Task statement: Write the count of lines that contain the word "this" and nothing else.

Dataset excerpts:
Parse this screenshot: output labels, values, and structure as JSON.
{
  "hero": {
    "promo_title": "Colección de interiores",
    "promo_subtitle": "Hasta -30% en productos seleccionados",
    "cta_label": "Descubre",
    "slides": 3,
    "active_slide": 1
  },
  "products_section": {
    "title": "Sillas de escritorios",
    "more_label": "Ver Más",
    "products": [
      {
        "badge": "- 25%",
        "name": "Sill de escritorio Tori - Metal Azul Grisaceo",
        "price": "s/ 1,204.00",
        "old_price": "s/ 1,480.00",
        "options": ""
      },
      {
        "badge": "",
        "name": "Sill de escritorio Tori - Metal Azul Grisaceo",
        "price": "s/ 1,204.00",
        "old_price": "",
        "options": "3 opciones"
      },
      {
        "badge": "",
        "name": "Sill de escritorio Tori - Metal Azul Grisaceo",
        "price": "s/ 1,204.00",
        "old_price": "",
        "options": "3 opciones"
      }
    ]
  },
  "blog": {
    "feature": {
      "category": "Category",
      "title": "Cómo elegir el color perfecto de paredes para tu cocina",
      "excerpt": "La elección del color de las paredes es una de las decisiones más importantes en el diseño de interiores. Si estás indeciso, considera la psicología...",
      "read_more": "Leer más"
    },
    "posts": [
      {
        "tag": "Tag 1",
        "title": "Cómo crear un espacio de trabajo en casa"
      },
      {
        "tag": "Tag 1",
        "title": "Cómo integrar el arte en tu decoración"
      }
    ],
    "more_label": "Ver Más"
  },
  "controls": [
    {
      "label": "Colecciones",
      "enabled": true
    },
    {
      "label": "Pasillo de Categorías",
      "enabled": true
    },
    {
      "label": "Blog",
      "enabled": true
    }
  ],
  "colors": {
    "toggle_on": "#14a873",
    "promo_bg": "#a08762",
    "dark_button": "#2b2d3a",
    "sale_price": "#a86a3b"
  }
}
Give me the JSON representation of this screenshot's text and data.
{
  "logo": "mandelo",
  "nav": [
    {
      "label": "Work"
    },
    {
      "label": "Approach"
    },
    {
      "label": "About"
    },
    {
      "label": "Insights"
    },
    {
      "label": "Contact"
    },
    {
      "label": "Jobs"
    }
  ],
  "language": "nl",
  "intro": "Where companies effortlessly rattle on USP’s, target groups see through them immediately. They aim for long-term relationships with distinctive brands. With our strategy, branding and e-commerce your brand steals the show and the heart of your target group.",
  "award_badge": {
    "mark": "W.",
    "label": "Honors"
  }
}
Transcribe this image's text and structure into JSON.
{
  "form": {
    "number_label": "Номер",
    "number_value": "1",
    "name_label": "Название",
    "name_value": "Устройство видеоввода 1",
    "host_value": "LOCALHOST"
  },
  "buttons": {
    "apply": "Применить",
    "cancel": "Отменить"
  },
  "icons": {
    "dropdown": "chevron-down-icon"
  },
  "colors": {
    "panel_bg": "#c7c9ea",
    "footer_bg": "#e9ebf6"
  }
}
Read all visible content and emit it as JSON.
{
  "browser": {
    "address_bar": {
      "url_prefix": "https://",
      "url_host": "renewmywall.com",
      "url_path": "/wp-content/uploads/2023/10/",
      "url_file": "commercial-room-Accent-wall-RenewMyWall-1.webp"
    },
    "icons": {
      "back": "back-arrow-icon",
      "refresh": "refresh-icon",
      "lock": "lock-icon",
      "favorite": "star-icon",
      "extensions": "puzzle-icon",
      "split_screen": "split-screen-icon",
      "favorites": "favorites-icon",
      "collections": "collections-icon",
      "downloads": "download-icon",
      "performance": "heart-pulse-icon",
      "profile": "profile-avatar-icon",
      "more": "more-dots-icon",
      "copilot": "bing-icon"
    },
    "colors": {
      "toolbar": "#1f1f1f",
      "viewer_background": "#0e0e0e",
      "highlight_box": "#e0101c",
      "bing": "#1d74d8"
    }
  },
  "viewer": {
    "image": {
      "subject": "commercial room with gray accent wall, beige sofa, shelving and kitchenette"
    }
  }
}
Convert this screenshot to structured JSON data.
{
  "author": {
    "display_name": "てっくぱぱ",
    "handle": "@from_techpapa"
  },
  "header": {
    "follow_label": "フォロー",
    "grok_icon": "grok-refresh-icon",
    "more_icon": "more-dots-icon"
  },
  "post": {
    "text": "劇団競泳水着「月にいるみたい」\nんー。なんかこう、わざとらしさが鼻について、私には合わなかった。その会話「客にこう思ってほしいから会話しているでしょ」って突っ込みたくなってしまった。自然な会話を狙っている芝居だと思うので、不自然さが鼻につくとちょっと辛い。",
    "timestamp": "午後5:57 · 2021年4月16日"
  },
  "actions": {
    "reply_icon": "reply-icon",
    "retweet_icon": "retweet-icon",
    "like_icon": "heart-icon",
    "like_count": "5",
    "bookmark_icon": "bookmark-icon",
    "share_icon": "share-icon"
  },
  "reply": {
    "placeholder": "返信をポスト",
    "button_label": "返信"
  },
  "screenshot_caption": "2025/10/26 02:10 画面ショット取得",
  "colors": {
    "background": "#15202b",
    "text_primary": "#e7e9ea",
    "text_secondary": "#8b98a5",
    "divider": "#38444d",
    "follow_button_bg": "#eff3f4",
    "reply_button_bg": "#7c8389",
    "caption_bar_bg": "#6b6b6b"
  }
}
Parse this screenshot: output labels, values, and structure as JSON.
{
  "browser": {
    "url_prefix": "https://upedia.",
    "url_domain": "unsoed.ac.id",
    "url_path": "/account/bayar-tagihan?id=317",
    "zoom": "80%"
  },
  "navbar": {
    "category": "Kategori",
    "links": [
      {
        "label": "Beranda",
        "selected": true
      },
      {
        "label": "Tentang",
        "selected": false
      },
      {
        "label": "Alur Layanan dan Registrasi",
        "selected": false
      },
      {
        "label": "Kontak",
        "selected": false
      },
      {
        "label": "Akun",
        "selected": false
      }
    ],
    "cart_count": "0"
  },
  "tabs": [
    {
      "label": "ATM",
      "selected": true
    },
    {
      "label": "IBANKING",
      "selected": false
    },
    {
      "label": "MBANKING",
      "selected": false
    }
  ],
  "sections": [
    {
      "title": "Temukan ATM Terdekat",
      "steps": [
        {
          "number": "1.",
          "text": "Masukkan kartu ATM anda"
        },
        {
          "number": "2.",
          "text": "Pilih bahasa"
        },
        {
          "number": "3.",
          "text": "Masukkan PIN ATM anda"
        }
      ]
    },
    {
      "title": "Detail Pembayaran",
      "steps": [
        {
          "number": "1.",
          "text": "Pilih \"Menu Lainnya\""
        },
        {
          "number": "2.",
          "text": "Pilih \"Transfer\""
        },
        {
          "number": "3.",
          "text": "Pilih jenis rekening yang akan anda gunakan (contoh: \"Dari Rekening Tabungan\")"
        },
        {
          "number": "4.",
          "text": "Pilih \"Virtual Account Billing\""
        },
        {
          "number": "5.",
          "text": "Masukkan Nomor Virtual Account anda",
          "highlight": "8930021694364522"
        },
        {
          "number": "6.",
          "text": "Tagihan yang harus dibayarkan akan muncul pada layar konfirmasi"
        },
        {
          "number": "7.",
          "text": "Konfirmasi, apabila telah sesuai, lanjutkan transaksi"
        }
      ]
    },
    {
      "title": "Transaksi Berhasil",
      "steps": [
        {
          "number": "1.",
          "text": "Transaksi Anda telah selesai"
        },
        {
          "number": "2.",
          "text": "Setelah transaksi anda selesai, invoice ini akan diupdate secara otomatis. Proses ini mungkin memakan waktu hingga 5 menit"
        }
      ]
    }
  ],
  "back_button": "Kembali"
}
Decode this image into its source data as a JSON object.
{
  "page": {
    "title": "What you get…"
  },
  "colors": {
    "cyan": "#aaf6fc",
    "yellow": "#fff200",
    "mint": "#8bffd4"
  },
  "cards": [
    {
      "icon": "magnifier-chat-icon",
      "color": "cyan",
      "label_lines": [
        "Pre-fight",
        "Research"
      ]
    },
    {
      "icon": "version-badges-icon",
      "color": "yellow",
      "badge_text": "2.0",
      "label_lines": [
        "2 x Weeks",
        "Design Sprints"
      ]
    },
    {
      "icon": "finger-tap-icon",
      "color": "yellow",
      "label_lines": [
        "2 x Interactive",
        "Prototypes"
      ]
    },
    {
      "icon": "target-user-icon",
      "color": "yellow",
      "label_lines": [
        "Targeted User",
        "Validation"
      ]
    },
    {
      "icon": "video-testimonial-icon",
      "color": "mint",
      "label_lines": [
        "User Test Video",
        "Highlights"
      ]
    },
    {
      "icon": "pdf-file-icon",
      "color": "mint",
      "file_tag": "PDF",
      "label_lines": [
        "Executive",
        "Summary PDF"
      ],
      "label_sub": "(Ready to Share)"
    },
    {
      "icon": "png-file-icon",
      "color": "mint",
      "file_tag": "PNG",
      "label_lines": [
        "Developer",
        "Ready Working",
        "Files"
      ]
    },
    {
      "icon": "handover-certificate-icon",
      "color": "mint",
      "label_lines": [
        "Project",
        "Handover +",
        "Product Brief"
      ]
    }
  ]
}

The response: 6